▶ [What the exercise asks]
Reproduce every line in the listing that contains the word "Average".
Start Records for processing
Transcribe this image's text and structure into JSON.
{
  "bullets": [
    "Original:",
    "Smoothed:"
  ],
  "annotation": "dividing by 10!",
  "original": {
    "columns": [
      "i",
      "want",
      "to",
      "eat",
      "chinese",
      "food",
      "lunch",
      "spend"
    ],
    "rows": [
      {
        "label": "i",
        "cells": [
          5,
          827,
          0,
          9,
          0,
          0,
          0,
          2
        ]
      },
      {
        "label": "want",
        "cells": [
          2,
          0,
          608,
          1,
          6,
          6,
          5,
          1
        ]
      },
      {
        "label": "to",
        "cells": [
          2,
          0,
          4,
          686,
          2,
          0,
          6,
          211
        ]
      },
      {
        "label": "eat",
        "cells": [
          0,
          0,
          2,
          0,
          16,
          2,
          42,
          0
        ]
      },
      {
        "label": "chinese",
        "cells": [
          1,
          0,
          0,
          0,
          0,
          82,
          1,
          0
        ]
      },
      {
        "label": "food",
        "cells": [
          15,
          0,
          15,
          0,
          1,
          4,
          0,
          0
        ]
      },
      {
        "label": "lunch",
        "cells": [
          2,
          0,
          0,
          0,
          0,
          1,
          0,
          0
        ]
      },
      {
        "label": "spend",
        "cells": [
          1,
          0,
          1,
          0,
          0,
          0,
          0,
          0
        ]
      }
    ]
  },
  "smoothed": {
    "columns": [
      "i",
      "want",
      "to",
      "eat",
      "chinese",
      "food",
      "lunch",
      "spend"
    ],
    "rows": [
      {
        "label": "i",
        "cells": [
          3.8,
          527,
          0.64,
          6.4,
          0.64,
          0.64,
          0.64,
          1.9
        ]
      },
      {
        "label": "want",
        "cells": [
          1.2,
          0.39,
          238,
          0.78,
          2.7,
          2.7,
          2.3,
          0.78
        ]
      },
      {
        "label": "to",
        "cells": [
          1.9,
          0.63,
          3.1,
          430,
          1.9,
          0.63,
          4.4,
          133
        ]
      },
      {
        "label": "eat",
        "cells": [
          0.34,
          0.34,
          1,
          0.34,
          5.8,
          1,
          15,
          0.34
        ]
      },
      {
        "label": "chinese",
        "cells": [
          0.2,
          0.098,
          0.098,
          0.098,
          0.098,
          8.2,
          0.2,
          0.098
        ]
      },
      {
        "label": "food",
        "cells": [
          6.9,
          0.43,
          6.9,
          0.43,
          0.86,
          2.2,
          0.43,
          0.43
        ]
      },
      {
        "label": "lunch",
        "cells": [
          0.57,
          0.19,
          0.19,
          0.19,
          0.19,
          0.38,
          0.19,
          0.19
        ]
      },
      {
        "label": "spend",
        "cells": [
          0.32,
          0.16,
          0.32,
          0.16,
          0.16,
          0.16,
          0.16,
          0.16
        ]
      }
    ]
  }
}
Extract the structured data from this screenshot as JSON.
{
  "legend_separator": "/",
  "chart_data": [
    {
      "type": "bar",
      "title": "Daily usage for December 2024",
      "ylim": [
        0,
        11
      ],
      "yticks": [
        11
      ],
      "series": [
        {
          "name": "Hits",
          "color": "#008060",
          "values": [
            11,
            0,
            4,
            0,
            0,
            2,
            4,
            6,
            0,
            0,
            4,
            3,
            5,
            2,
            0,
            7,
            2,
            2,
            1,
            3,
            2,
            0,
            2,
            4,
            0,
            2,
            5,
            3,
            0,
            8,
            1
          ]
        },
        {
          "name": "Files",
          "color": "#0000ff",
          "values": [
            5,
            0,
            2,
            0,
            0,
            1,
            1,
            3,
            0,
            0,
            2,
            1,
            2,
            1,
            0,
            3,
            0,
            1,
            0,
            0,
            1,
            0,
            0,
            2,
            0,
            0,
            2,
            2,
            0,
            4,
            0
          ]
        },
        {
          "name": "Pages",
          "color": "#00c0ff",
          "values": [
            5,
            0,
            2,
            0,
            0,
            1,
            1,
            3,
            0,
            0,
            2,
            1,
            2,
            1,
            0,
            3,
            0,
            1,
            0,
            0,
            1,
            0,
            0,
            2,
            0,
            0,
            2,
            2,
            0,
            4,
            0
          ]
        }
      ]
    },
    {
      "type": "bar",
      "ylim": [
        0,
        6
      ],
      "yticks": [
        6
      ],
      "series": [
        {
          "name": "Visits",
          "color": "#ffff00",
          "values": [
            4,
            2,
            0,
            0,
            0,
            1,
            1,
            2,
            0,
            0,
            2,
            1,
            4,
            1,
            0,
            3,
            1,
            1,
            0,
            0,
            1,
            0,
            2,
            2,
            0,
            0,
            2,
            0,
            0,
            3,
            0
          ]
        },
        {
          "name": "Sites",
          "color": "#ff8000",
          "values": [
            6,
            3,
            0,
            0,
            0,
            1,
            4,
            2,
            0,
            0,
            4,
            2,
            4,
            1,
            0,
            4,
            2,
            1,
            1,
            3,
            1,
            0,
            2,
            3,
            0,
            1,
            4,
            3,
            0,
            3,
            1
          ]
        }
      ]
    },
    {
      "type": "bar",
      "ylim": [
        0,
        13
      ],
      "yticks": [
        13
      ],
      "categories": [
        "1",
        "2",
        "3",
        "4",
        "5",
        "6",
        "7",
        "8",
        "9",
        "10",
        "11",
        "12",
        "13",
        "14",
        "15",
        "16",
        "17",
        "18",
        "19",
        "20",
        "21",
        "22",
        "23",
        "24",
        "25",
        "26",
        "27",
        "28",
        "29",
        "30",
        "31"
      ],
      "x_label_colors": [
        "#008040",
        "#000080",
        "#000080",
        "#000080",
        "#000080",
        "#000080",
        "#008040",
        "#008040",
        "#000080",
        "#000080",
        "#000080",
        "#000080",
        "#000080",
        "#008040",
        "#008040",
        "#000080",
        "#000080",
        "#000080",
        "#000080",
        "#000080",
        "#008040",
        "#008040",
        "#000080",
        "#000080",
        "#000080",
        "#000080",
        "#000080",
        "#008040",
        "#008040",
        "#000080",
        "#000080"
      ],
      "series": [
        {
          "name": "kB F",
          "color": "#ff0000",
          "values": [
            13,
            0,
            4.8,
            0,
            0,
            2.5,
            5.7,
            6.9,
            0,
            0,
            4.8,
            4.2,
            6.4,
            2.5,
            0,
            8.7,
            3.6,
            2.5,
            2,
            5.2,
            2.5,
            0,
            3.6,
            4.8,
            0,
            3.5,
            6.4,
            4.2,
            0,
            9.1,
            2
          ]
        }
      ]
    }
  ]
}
End Records for processing
Start Records for processing
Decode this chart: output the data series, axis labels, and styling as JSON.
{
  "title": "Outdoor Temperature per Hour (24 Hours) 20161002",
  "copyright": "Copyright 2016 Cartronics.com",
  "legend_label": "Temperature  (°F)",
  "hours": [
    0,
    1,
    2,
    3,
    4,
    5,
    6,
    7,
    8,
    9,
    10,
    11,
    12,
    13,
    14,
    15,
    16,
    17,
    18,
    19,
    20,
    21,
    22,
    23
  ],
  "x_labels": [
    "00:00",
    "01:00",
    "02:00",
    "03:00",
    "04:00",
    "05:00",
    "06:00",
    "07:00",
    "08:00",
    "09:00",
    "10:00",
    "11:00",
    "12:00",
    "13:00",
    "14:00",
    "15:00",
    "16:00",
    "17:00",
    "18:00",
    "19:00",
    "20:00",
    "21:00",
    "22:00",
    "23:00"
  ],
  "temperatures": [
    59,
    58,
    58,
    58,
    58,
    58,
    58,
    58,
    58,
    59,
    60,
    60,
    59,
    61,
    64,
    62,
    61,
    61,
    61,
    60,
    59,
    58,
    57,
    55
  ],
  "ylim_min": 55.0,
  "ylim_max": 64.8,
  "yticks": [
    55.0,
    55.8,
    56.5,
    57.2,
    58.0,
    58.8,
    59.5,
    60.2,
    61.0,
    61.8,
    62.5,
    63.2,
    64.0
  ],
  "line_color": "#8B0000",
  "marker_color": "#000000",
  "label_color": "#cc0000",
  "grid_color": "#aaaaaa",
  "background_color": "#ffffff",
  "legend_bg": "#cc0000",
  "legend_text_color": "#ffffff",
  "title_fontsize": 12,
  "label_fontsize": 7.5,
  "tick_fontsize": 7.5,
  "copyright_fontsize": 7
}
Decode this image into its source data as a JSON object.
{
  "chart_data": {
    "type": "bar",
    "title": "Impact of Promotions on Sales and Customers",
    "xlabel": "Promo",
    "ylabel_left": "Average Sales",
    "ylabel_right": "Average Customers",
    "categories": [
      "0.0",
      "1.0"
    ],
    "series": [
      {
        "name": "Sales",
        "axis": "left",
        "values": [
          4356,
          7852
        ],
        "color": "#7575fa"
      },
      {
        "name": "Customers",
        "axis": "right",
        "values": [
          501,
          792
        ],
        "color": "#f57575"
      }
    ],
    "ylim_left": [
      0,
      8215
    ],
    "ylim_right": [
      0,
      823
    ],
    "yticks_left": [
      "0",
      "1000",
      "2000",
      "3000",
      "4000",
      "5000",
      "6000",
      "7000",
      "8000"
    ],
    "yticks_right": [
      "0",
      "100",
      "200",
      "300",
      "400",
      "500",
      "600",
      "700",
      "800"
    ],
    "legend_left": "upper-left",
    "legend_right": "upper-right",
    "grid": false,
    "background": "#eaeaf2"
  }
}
End Records for processing
▶ [Solved problem]
    "ylabel_left": "Average Sales",
    "ylabel_right": "Average Customers",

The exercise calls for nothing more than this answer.